BEGIN
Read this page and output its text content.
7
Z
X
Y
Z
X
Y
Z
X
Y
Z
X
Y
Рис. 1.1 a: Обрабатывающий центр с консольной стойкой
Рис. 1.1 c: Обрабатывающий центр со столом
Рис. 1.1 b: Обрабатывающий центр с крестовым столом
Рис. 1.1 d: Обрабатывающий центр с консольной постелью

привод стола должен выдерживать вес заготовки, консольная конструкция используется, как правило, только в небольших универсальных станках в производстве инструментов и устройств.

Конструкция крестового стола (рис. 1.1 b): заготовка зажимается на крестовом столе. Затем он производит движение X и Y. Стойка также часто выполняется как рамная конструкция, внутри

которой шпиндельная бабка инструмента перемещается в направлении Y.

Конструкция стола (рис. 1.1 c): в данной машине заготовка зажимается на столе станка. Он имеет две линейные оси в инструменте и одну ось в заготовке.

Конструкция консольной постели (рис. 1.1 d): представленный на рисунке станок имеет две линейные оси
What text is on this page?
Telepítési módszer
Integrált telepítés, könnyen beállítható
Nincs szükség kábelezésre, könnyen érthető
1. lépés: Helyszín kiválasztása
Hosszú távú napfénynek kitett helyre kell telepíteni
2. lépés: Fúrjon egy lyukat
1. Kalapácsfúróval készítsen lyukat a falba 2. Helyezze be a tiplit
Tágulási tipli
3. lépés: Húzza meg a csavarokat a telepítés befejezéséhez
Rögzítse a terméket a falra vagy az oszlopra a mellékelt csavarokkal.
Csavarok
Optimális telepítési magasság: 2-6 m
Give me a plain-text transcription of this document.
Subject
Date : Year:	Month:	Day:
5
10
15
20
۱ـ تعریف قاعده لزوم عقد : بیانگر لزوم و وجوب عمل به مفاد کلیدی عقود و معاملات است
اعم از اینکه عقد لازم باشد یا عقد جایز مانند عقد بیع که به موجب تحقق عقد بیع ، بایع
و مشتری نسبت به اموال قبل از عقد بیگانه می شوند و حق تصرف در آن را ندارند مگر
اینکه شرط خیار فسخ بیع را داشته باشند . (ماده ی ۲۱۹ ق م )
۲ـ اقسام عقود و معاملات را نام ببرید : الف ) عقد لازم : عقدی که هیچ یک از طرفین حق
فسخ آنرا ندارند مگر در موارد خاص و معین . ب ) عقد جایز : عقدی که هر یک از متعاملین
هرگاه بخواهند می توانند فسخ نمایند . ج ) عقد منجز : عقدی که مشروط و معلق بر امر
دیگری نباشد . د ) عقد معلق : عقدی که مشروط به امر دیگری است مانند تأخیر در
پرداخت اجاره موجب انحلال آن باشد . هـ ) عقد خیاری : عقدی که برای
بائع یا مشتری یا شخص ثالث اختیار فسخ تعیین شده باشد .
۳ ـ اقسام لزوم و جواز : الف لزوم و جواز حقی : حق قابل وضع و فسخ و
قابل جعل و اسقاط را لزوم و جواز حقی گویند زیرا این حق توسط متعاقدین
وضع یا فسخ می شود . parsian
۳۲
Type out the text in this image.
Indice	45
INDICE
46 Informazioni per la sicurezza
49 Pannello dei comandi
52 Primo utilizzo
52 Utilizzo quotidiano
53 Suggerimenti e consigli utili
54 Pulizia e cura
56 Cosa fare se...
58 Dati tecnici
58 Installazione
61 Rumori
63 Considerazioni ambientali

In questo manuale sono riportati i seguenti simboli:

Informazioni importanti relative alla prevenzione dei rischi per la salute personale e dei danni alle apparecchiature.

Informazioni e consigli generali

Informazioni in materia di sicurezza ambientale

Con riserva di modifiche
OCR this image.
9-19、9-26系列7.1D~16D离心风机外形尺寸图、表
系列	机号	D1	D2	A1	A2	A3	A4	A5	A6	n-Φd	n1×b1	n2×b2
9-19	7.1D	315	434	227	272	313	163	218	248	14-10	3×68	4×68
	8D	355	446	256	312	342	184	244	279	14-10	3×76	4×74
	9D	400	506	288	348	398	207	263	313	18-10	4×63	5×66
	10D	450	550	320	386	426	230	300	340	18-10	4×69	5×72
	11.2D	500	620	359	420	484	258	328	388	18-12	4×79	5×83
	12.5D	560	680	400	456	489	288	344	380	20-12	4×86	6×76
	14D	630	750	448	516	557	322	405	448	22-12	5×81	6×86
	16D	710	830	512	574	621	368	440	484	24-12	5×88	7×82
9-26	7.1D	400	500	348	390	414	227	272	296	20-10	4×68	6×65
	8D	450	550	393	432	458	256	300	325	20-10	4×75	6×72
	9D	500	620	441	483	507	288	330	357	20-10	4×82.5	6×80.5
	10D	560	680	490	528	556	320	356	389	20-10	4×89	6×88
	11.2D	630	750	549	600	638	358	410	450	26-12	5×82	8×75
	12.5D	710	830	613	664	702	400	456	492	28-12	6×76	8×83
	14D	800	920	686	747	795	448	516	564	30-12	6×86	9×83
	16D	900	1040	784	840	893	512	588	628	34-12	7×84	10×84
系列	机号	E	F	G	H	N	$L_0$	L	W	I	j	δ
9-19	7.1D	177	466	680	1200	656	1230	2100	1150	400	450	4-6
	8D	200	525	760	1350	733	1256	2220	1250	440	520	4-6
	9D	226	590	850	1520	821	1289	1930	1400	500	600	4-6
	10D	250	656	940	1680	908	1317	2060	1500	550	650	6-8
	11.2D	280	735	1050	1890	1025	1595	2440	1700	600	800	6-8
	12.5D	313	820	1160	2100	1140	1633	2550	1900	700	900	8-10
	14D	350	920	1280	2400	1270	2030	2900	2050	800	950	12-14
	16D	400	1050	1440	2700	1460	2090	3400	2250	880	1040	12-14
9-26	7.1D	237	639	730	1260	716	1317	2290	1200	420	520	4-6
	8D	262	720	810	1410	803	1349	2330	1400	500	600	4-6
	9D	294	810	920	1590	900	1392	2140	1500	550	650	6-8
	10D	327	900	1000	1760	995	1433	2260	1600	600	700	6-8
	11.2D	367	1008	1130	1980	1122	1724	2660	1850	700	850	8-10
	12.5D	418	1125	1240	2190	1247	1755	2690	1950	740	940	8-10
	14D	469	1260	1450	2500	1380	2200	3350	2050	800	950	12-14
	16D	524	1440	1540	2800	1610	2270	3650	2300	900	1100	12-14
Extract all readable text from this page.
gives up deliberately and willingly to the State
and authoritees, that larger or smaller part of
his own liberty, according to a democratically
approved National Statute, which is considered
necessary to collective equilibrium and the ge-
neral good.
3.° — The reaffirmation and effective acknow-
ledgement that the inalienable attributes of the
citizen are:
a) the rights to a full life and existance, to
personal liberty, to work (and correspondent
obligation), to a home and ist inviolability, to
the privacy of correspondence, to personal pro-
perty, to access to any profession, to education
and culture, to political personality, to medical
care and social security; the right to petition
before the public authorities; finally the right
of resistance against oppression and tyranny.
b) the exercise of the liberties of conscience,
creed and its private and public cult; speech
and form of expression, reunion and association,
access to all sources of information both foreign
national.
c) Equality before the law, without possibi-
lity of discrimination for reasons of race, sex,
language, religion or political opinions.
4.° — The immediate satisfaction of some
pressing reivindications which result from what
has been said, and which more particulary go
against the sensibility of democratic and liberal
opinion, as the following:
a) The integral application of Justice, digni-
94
END
• What is required:
Retype the records that precede this task, keeping them exactly the same.

• Problem solution:
Read this page and output its text content.
7
Z
X
Y
Z
X
Y
Z
X
Y
Z
X
Y
Рис. 1.1 a: Обрабатывающий центр с консольной стойкой
Рис. 1.1 c: Обрабатывающий центр со столом
Рис. 1.1 b: Обрабатывающий центр с крестовым столом
Рис. 1.1 d: Обрабатывающий центр с консольной постелью

привод стола должен выдерживать вес заготовки, консольная конструкция используется, как правило, только в небольших универсальных станках в производстве инструментов и устройств.

Конструкция крестового стола (рис. 1.1 b): заготовка зажимается на крестовом столе. Затем он производит движение X и Y. Стойка также часто выполняется как рамная конструкция, внутри

которой шпиндельная бабка инструмента перемещается в направлении Y.

Конструкция стола (рис. 1.1 c): в данной машине заготовка зажимается на столе станка. Он имеет две линейные оси в инструменте и одну ось в заготовке.

Конструкция консольной постели (рис. 1.1 d): представленный на рисунке станок имеет две линейные оси
What text is on this page?
Telepítési módszer
Integrált telepítés, könnyen beállítható
Nincs szükség kábelezésre, könnyen érthető
1. lépés: Helyszín kiválasztása
Hosszú távú napfénynek kitett helyre kell telepíteni
2. lépés: Fúrjon egy lyukat
1. Kalapácsfúróval készítsen lyukat a falba 2. Helyezze be a tiplit
Tágulási tipli
3. lépés: Húzza meg a csavarokat a telepítés befejezéséhez
Rögzítse a terméket a falra vagy az oszlopra a mellékelt csavarokkal.
Csavarok
Optimális telepítési magasság: 2-6 m
Give me a plain-text transcription of this document.
Subject
Date : Year:	Month:	Day:
5
10
15
20
۱ـ تعریف قاعده لزوم عقد : بیانگر لزوم و وجوب عمل به مفاد کلیدی عقود و معاملات است
اعم از اینکه عقد لازم باشد یا عقد جایز مانند عقد بیع که به موجب تحقق عقد بیع ، بایع
و مشتری نسبت به اموال قبل از عقد بیگانه می شوند و حق تصرف در آن را ندارند مگر
اینکه شرط خیار فسخ بیع را داشته باشند . (ماده ی ۲۱۹ ق م )
۲ـ اقسام عقود و معاملات را نام ببرید : الف ) عقد لازم : عقدی که هیچ یک از طرفین حق
فسخ آنرا ندارند مگر در موارد خاص و معین . ب ) عقد جایز : عقدی که هر یک از متعاملین
هرگاه بخواهند می توانند فسخ نمایند . ج ) عقد منجز : عقدی که مشروط و معلق بر امر
دیگری نباشد . د ) عقد معلق : عقدی که مشروط به امر دیگری است مانند تأخیر در
پرداخت اجاره موجب انحلال آن باشد . هـ ) عقد خیاری : عقدی که برای
بائع یا مشتری یا شخص ثالث اختیار فسخ تعیین شده باشد .
۳ ـ اقسام لزوم و جواز : الف لزوم و جواز حقی : حق قابل وضع و فسخ و
قابل جعل و اسقاط را لزوم و جواز حقی گویند زیرا این حق توسط متعاقدین
وضع یا فسخ می شود . parsian
۳۲
Type out the text in this image.
Indice	45
INDICE
46 Informazioni per la sicurezza
49 Pannello dei comandi
52 Primo utilizzo
52 Utilizzo quotidiano
53 Suggerimenti e consigli utili
54 Pulizia e cura
56 Cosa fare se...
58 Dati tecnici
58 Installazione
61 Rumori
63 Considerazioni ambientali

In questo manuale sono riportati i seguenti simboli:

Informazioni importanti relative alla prevenzione dei rischi per la salute personale e dei danni alle apparecchiature.

Informazioni e consigli generali

Informazioni in materia di sicurezza ambientale

Con riserva di modifiche
OCR this image.
9-19、9-26系列7.1D~16D离心风机外形尺寸图、表
系列	机号	D1	D2	A1	A2	A3	A4	A5	A6	n-Φd	n1×b1	n2×b2
9-19	7.1D	315	434	227	272	313	163	218	248	14-10	3×68	4×68
	8D	355	446	256	312	342	184	244	279	14-10	3×76	4×74
	9D	400	506	288	348	398	207	263	313	18-10	4×63	5×66
	10D	450	550	320	386	426	230	300	340	18-10	4×69	5×72
	11.2D	500	620	359	420	484	258	328	388	18-12	4×79	5×83
	12.5D	560	680	400	456	489	288	344	380	20-12	4×86	6×76
	14D	630	750	448	516	557	322	405	448	22-12	5×81	6×86
	16D	710	830	512	574	621	368	440	484	24-12	5×88	7×82
9-26	7.1D	400	500	348	390	414	227	272	296	20-10	4×68	6×65
	8D	450	550	393	432	458	256	300	325	20-10	4×75	6×72
	9D	500	620	441	483	507	288	330	357	20-10	4×82.5	6×80.5
	10D	560	680	490	528	556	320	356	389	20-10	4×89	6×88
	11.2D	630	750	549	600	638	358	410	450	26-12	5×82	8×75
	12.5D	710	830	613	664	702	400	456	492	28-12	6×76	8×83
	14D	800	920	686	747	795	448	516	564	30-12	6×86	9×83
	16D	900	1040	784	840	893	512	588	628	34-12	7×84	10×84
系列	机号	E	F	G	H	N	$L_0$	L	W	I	j	δ
9-19	7.1D	177	466	680	1200	656	1230	2100	1150	400	450	4-6
	8D	200	525	760	1350	733	1256	2220	1250	440	520	4-6
	9D	226	590	850	1520	821	1289	1930	1400	500	600	4-6
	10D	250	656	940	1680	908	1317	2060	1500	550	650	6-8
	11.2D	280	735	1050	1890	1025	1595	2440	1700	600	800	6-8
	12.5D	313	820	1160	2100	1140	1633	2550	1900	700	900	8-10
	14D	350	920	1280	2400	1270	2030	2900	2050	800	950	12-14
	16D	400	1050	1440	2700	1460	2090	3400	2250	880	1040	12-14
9-26	7.1D	237	639	730	1260	716	1317	2290	1200	420	520	4-6
	8D	262	720	810	1410	803	1349	2330	1400	500	600	4-6
	9D	294	810	920	1590	900	1392	2140	1500	550	650	6-8
	10D	327	900	1000	1760	995	1433	2260	1600	600	700	6-8
	11.2D	367	1008	1130	1980	1122	1724	2660	1850	700	850	8-10
	12.5D	418	1125	1240	2190	1247	1755	2690	1950	740	940	8-10
	14D	469	1260	1450	2500	1380	2200	3350	2050	800	950	12-14
	16D	524	1440	1540	2800	1610	2270	3650	2300	900	1100	12-14
Extract all readable text from this page.
gives up deliberately and willingly to the State
and authoritees, that larger or smaller part of
his own liberty, according to a democratically
approved National Statute, which is considered
necessary to collective equilibrium and the ge-
neral good.
3.° — The reaffirmation and effective acknow-
ledgement that the inalienable attributes of the
citizen are:
a) the rights to a full life and existance, to
personal liberty, to work (and correspondent
obligation), to a home and ist inviolability, to
the privacy of correspondence, to personal pro-
perty, to access to any profession, to education
and culture, to political personality, to medical
care and social security; the right to petition
before the public authorities; finally the right
of resistance against oppression and tyranny.
b) the exercise of the liberties of conscience,
creed and its private and public cult; speech
and form of expression, reunion and association,
access to all sources of information both foreign
national.
c) Equality before the law, without possibi-
lity of discrimination for reasons of race, sex,
language, religion or political opinions.
4.° — The immediate satisfaction of some
pressing reivindications which result from what
has been said, and which more particulary go
against the sensibility of democratic and liberal
opinion, as the following:
a) The integral application of Justice, digni-
94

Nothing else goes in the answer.